### THE TASK
Copy the entire passage about the deepbot robot environments, unchanged.

### GIVEN PASSAGE
——————————

Finally, since the purpose is to have a reusable environment I dedicate a considerable amount of effort to documenting examples of usage and possible parameters that can be taken into account. I addition, I have created a docker image, allowing the user for greater ease of use of configuration enforcing consistency across different platforms.
- Make the cartpole example to be used with stable-baseline PPO #43 -Merged.
- Create a docker image for deepbot framework, which combine Stable-Baseline and Ray framework #91 - Merged.
- Finalize the khr-3hv environment #49, which
- Works with Ray and Stable-Baseline PPO,
- Logging on Wandb website,
- Having step-by-step documentation,
- Finalize the Nao environment , which
- Works with Ray and Stable-Baseline PPO,
- Logging on Wandb website,
- Having step-by-step documentation,
- Keep the same actions on the time frame of 10. Since the simulator is quite fast this might help the policy.
- Use TD3 which has a memory buffer. Then compare the results with the PPO.
- Extend the current API (i.e.,
gym.make("CartPole-v1")
from OpenAI gym) to allow other users to create new environments easily. - Work on accumulative learning. Such as train a policy using lots of robots and evaluate it on all of them.
- Work on zero-shot learning. Such as train a policy on one robot and evaluate it on another.

——————————

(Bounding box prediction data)
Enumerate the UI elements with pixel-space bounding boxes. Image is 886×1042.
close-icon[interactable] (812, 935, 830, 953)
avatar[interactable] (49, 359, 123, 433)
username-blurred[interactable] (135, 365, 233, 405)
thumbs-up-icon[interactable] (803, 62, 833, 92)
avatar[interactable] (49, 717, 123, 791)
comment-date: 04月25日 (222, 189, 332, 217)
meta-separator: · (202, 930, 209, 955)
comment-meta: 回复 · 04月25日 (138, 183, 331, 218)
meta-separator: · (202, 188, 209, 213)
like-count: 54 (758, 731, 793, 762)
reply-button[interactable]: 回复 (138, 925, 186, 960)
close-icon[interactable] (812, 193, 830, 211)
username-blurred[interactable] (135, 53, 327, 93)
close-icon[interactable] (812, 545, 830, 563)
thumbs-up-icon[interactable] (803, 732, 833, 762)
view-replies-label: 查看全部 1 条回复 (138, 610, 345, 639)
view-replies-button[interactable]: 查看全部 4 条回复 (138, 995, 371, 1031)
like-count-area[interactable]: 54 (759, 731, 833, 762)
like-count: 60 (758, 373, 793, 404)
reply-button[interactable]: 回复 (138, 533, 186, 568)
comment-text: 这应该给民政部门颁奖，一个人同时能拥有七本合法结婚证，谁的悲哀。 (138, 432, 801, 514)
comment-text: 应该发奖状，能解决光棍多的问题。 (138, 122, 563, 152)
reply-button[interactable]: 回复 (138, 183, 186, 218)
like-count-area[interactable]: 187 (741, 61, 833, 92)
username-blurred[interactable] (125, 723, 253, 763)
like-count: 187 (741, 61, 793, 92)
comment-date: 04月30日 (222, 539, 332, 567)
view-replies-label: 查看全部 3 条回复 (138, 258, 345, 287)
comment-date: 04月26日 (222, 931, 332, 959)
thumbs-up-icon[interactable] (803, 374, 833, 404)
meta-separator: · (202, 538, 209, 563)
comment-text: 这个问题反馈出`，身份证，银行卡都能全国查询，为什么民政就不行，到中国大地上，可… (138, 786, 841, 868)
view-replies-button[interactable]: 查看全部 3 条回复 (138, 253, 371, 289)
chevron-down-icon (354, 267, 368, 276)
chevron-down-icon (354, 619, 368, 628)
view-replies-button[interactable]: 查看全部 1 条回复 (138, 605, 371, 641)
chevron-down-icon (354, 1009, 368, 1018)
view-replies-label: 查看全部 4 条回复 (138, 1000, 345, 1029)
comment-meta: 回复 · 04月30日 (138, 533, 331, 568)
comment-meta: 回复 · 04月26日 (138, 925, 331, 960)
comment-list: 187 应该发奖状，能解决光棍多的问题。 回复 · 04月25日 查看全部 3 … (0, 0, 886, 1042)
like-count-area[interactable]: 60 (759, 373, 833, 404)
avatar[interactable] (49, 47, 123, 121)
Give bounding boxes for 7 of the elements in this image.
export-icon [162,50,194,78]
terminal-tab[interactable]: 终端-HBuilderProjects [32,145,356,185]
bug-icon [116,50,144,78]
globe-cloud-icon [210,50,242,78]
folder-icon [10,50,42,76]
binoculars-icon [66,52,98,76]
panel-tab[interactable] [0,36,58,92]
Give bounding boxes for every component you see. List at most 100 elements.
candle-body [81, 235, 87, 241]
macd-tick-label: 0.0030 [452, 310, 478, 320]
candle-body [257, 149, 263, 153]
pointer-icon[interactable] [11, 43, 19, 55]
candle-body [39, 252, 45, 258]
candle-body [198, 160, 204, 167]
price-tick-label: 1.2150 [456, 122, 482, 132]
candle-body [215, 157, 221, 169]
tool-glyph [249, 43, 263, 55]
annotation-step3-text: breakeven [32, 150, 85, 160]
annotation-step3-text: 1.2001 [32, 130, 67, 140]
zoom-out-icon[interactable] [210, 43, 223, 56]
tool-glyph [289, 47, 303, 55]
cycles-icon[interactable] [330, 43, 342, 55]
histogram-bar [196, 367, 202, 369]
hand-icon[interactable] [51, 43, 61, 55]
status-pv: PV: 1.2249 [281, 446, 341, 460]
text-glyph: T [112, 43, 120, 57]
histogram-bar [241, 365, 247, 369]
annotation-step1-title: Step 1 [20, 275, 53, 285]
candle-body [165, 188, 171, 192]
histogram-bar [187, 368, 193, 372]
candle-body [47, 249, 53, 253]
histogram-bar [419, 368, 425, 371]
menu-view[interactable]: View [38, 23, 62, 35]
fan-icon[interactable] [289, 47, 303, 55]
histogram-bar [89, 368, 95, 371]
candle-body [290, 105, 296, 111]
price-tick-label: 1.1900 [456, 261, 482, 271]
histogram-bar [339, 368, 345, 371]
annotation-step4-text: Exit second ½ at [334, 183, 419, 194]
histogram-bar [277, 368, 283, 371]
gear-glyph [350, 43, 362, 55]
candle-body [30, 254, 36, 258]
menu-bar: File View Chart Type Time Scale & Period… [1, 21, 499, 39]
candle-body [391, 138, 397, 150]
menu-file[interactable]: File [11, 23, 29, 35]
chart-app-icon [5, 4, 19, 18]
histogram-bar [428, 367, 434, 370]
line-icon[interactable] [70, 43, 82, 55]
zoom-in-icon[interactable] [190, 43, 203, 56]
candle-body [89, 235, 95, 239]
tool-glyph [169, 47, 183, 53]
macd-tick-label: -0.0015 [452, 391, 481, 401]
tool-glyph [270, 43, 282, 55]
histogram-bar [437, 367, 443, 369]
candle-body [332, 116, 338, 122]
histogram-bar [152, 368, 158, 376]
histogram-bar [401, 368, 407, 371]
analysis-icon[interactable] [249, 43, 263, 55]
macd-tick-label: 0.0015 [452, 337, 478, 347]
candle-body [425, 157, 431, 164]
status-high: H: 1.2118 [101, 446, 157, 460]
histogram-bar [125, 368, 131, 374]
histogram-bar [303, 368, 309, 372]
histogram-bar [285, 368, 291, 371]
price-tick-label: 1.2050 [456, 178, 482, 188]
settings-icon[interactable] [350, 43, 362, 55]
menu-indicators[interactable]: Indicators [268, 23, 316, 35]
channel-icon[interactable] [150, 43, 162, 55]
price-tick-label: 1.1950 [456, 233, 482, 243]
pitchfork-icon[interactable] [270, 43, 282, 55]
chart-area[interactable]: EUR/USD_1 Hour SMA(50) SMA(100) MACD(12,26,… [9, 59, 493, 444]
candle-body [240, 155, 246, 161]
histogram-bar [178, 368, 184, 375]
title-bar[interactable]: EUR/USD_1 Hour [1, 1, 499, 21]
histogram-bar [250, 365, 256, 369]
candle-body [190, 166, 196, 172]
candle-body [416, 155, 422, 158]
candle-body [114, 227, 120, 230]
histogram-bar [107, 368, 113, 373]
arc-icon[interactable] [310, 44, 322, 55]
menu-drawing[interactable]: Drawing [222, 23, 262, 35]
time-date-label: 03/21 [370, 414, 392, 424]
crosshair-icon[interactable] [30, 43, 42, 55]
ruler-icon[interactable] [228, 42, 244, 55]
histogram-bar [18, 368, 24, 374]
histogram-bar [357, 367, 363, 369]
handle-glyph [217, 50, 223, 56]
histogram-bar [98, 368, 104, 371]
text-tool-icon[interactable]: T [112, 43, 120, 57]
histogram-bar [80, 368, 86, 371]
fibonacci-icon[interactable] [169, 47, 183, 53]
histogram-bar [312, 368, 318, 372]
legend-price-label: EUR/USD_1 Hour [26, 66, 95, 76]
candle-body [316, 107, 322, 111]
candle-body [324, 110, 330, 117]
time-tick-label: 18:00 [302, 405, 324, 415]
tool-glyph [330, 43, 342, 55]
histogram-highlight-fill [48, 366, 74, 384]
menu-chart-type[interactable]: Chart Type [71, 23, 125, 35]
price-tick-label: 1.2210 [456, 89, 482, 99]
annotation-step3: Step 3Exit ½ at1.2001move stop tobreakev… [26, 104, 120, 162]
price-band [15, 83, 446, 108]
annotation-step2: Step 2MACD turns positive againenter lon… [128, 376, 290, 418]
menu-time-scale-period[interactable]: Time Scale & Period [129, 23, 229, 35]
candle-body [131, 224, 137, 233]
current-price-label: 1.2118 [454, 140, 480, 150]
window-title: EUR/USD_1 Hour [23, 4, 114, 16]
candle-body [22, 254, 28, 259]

——————————

### SOLUTION TO THIS PROBLEM
Finally, since the purpose is to have a reusable environment I dedicate a considerable amount of effort to documenting examples of usage and possible parameters that can be taken into account. I addition, I have created a docker image, allowing the user for greater ease of use of configuration enforcing consistency across different platforms.
- Make the cartpole example to be used with stable-baseline PPO #43 -Merged.
- Create a docker image for deepbot framework, which combine Stable-Baseline and Ray framework #91 - Merged.
- Finalize the khr-3hv environment #49, which
- Works with Ray and Stable-Baseline PPO,
- Logging on Wandb website,
- Having step-by-step documentation,
- Finalize the Nao environment , which
- Works with Ray and Stable-Baseline PPO,
- Logging on Wandb website,
- Having step-by-step documentation,
- Keep the same actions on the time frame of 10. Since the simulator is quite fast this might help the policy.
- Use TD3 which has a memory buffer. Then compare the results with the PPO.
- Extend the current API (i.e.,
gym.make("CartPole-v1")
from OpenAI gym) to allow other users to create new environments easily. - Work on accumulative learning. Such as train a policy using lots of robots and evaluate it on all of them.
- Work on zero-shot learning. Such as train a policy on one robot and evaluate it on another.